Task directions: Write the data out again, exactly as given.

Information shown:
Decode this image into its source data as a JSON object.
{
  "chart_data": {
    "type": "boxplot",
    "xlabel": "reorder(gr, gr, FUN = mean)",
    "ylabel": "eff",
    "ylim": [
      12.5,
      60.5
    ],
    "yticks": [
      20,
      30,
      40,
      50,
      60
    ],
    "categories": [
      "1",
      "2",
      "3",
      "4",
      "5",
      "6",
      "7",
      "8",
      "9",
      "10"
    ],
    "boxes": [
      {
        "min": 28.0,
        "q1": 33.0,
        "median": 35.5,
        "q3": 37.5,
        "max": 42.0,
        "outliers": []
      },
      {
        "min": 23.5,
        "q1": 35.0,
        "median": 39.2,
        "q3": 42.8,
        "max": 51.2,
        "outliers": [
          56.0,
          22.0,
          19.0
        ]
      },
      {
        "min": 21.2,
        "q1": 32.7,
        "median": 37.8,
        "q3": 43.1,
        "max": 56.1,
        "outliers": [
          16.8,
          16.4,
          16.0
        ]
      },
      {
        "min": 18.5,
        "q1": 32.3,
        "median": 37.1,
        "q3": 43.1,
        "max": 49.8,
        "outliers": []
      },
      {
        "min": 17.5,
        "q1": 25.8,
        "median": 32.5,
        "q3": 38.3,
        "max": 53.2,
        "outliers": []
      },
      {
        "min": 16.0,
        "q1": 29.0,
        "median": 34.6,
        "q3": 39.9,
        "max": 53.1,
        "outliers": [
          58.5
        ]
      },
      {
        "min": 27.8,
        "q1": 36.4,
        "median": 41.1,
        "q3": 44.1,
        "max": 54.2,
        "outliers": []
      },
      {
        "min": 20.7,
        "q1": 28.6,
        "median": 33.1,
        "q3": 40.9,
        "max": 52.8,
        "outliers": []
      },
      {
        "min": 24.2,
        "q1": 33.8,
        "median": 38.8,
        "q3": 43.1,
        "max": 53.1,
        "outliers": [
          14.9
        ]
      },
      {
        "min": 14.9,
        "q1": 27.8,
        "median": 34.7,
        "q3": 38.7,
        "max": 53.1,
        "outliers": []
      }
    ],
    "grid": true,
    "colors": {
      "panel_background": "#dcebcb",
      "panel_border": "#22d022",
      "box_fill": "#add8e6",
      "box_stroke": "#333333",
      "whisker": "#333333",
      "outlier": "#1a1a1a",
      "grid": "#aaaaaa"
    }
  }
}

Solution to this problem:
Decode this image into its source data as a JSON object.
{
  "chart_data": {
    "type": "boxplot",
    "xlabel": "reorder(gr, gr, FUN = mean)",
    "ylabel": "eff",
    "ylim": [
      12.5,
      60.5
    ],
    "yticks": [
      20,
      30,
      40,
      50,
      60
    ],
    "categories": [
      "1",
      "2",
      "3",
      "4",
      "5",
      "6",
      "7",
      "8",
      "9",
      "10"
    ],
    "boxes": [
      {
        "min": 28.0,
        "q1": 33.0,
        "median": 35.5,
        "q3": 37.5,
        "max": 42.0,
        "outliers": []
      },
      {
        "min": 23.5,
        "q1": 35.0,
        "median": 39.2,
        "q3": 42.8,
        "max": 51.2,
        "outliers": [
          56.0,
          22.0,
          19.0
        ]
      },
      {
        "min": 21.2,
        "q1": 32.7,
        "median": 37.8,
        "q3": 43.1,
        "max": 56.1,
        "outliers": [
          16.8,
          16.4,
          16.0
        ]
      },
      {
        "min": 18.5,
        "q1": 32.3,
        "median": 37.1,
        "q3": 43.1,
        "max": 49.8,
        "outliers": []
      },
      {
        "min": 17.5,
        "q1": 25.8,
        "median": 32.5,
        "q3": 38.3,
        "max": 53.2,
        "outliers": []
      },
      {
        "min": 16.0,
        "q1": 29.0,
        "median": 34.6,
        "q3": 39.9,
        "max": 53.1,
        "outliers": [
          58.5
        ]
      },
      {
        "min": 27.8,
        "q1": 36.4,
        "median": 41.1,
        "q3": 44.1,
        "max": 54.2,
        "outliers": []
      },
      {
        "min": 20.7,
        "q1": 28.6,
        "median": 33.1,
        "q3": 40.9,
        "max": 52.8,
        "outliers": []
      },
      {
        "min": 24.2,
        "q1": 33.8,
        "median": 38.8,
        "q3": 43.1,
        "max": 53.1,
        "outliers": [
          14.9
        ]
      },
      {
        "min": 14.9,
        "q1": 27.8,
        "median": 34.7,
        "q3": 38.7,
        "max": 53.1,
        "outliers": []
      }
    ],
    "grid": true,
    "colors": {
      "panel_background": "#dcebcb",
      "panel_border": "#22d022",
      "box_fill": "#add8e6",
      "box_stroke": "#333333",
      "whisker": "#333333",
      "outlier": "#1a1a1a",
      "grid": "#aaaaaa"
    }
  }
}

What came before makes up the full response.